Problem statement: Extract every line below, verbatim.

Recorded data:
+---+

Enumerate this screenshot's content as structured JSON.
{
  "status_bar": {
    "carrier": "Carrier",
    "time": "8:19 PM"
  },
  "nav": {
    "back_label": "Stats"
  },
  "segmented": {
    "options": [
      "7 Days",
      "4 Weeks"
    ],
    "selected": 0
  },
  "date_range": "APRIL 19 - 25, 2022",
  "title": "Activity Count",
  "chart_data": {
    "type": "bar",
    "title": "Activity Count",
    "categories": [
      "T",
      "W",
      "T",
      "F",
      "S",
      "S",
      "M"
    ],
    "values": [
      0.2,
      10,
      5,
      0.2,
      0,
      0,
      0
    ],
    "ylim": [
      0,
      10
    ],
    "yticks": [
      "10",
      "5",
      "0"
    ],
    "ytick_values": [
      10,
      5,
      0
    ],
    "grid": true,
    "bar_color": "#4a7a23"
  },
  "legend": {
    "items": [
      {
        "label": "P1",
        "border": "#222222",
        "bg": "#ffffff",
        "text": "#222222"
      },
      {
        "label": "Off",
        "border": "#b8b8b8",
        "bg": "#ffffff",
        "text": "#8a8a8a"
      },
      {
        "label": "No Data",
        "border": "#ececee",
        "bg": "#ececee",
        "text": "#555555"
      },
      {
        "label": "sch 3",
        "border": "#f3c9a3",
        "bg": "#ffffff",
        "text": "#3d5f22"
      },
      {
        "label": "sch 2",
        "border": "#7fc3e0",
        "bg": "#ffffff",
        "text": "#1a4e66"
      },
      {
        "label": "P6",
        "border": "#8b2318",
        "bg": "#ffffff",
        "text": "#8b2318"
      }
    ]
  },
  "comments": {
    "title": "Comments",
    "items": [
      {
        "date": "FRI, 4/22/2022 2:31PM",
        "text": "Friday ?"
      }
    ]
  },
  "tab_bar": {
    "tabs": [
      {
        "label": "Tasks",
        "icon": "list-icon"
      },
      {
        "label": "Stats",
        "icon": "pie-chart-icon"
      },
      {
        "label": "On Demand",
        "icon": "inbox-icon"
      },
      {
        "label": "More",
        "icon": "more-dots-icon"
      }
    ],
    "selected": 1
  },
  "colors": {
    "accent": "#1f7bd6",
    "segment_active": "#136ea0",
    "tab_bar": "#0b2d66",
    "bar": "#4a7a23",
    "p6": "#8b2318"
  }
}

+---+

Final answer:
Enumerate this screenshot's content as structured JSON.
{
  "status_bar": {
    "carrier": "Carrier",
    "time": "8:19 PM"
  },
  "nav": {
    "back_label": "Stats"
  },
  "segmented": {
    "options": [
      "7 Days",
      "4 Weeks"
    ],
    "selected": 0
  },
  "date_range": "APRIL 19 - 25, 2022",
  "title": "Activity Count",
  "chart_data": {
    "type": "bar",
    "title": "Activity Count",
    "categories": [
      "T",
      "W",
      "T",
      "F",
      "S",
      "S",
      "M"
    ],
    "values": [
      0.2,
      10,
      5,
      0.2,
      0,
      0,
      0
    ],
    "ylim": [
      0,
      10
    ],
    "yticks": [
      "10",
      "5",
      "0"
    ],
    "ytick_values": [
      10,
      5,
      0
    ],
    "grid": true,
    "bar_color": "#4a7a23"
  },
  "legend": {
    "items": [
      {
        "label": "P1",
        "border": "#222222",
        "bg": "#ffffff",
        "text": "#222222"
      },
      {
        "label": "Off",
        "border": "#b8b8b8",
        "bg": "#ffffff",
        "text": "#8a8a8a"
      },
      {
        "label": "No Data",
        "border": "#ececee",
        "bg": "#ececee",
        "text": "#555555"
      },
      {
        "label": "sch 3",
        "border": "#f3c9a3",
        "bg": "#ffffff",
        "text": "#3d5f22"
      },
      {
        "label": "sch 2",
        "border": "#7fc3e0",
        "bg": "#ffffff",
        "text": "#1a4e66"
      },
      {
        "label": "P6",
        "border": "#8b2318",
        "bg": "#ffffff",
        "text": "#8b2318"
      }
    ]
  },
  "comments": {
    "title": "Comments",
    "items": [
      {
        "date": "FRI, 4/22/2022 2:31PM",
        "text": "Friday ?"
      }
    ]
  },
  "tab_bar": {
    "tabs": [
      {
        "label": "Tasks",
        "icon": "list-icon"
      },
      {
        "label": "Stats",
        "icon": "pie-chart-icon"
      },
      {
        "label": "On Demand",
        "icon": "inbox-icon"
      },
      {
        "label": "More",
        "icon": "more-dots-icon"
      }
    ],
    "selected": 1
  },
  "colors": {
    "accent": "#1f7bd6",
    "segment_active": "#136ea0",
    "tab_bar": "#0b2d66",
    "bar": "#4a7a23",
    "p6": "#8b2318"
  }
}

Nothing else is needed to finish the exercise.